*Stated task*. Go through the data below. List every line that holds the word "ylabel".

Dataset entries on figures
• • •

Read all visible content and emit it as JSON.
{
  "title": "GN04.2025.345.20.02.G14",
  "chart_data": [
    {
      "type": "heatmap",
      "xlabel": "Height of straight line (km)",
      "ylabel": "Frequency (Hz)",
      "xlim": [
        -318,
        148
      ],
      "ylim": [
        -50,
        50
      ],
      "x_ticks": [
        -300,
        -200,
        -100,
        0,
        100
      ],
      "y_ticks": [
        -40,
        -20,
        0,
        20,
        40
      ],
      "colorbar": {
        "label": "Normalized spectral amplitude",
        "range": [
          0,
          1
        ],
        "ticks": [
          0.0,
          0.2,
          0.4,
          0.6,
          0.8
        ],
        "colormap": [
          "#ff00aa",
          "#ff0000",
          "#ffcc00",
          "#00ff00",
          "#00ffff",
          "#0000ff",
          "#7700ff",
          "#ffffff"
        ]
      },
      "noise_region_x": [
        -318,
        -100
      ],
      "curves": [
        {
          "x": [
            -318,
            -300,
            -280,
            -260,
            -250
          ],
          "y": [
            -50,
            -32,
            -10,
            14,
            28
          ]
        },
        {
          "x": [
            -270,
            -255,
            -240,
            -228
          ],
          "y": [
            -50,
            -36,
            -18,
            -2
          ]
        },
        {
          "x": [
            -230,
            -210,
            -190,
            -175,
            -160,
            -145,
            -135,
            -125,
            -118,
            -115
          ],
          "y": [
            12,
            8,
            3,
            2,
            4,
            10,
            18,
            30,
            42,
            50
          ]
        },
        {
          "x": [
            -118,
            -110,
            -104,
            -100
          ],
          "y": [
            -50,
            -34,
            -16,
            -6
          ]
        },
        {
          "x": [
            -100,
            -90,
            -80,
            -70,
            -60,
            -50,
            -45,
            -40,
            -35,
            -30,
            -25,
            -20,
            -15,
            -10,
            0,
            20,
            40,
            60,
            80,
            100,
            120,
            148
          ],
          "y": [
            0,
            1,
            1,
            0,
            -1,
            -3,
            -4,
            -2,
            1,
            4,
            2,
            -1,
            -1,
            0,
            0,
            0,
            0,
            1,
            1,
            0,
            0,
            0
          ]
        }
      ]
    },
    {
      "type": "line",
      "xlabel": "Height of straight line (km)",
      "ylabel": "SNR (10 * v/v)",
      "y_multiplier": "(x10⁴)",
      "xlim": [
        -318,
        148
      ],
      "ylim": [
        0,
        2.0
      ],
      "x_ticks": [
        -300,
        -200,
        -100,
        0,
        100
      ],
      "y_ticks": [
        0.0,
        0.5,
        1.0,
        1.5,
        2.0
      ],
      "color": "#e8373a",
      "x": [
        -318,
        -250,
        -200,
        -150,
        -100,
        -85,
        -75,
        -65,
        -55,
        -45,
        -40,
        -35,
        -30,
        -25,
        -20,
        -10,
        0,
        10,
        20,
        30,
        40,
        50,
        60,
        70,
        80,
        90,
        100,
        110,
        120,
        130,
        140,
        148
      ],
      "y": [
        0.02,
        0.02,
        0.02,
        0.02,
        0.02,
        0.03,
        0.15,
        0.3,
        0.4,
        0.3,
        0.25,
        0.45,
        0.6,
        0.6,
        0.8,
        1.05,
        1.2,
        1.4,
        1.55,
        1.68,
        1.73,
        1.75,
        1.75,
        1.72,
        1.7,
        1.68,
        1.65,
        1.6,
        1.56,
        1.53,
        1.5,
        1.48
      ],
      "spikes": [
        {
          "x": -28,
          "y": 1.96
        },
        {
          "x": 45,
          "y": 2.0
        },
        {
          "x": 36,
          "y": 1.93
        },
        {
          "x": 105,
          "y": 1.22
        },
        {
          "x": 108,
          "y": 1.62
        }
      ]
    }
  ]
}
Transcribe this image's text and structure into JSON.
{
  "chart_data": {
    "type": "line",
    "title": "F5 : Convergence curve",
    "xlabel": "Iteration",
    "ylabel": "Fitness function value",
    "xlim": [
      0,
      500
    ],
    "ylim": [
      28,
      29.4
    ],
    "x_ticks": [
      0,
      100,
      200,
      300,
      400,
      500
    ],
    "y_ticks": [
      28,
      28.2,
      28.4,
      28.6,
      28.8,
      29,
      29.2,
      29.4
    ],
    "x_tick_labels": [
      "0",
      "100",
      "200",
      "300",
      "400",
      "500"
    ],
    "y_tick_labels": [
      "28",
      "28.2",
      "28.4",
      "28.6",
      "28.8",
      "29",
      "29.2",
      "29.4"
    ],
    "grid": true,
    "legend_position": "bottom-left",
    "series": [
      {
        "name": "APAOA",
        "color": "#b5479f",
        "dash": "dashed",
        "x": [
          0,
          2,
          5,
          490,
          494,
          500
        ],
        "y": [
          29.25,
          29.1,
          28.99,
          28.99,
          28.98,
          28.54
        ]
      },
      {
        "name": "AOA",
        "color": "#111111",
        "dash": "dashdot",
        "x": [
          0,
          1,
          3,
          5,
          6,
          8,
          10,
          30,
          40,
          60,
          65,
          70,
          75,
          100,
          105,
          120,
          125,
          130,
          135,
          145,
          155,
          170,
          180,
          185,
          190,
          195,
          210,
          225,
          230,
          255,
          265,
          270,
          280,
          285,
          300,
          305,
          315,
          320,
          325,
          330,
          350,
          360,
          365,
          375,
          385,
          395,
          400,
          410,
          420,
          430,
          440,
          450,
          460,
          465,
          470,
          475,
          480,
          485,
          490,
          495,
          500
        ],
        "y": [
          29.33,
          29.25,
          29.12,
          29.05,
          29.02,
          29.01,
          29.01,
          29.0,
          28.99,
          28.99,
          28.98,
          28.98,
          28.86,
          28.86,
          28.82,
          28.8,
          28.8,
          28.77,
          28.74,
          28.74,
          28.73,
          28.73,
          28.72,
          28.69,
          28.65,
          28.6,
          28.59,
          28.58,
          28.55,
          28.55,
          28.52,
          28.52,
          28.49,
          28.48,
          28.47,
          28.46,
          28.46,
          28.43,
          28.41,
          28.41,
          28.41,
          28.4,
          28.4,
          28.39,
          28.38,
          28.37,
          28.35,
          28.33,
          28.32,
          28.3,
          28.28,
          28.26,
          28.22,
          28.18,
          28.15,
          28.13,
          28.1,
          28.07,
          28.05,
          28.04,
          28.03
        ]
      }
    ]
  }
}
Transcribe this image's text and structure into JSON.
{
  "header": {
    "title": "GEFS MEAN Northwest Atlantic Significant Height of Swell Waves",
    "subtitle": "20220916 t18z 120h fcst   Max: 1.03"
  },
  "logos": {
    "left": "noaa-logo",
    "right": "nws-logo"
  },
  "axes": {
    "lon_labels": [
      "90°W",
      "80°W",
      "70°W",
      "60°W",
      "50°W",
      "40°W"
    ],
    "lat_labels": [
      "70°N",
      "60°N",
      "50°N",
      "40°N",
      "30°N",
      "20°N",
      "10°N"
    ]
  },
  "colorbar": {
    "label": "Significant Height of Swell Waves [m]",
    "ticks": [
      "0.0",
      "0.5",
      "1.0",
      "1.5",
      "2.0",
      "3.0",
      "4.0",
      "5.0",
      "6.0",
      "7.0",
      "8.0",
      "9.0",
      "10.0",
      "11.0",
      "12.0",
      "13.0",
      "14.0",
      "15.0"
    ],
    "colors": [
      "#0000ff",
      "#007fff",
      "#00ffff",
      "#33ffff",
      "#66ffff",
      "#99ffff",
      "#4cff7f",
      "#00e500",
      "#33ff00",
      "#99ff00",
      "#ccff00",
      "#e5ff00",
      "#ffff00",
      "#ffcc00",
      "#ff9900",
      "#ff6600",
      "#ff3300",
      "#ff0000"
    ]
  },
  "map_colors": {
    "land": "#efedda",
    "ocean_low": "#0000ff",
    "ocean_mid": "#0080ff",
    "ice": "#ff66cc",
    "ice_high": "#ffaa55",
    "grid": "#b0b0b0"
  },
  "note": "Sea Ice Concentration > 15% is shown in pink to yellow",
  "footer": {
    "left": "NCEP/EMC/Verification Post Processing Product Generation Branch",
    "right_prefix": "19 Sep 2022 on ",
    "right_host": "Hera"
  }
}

• • •

*Response*.
      "ylabel": "Frequency (Hz)",
      "ylabel": "SNR (10 * v/v)",
    "ylabel": "Fitness function value",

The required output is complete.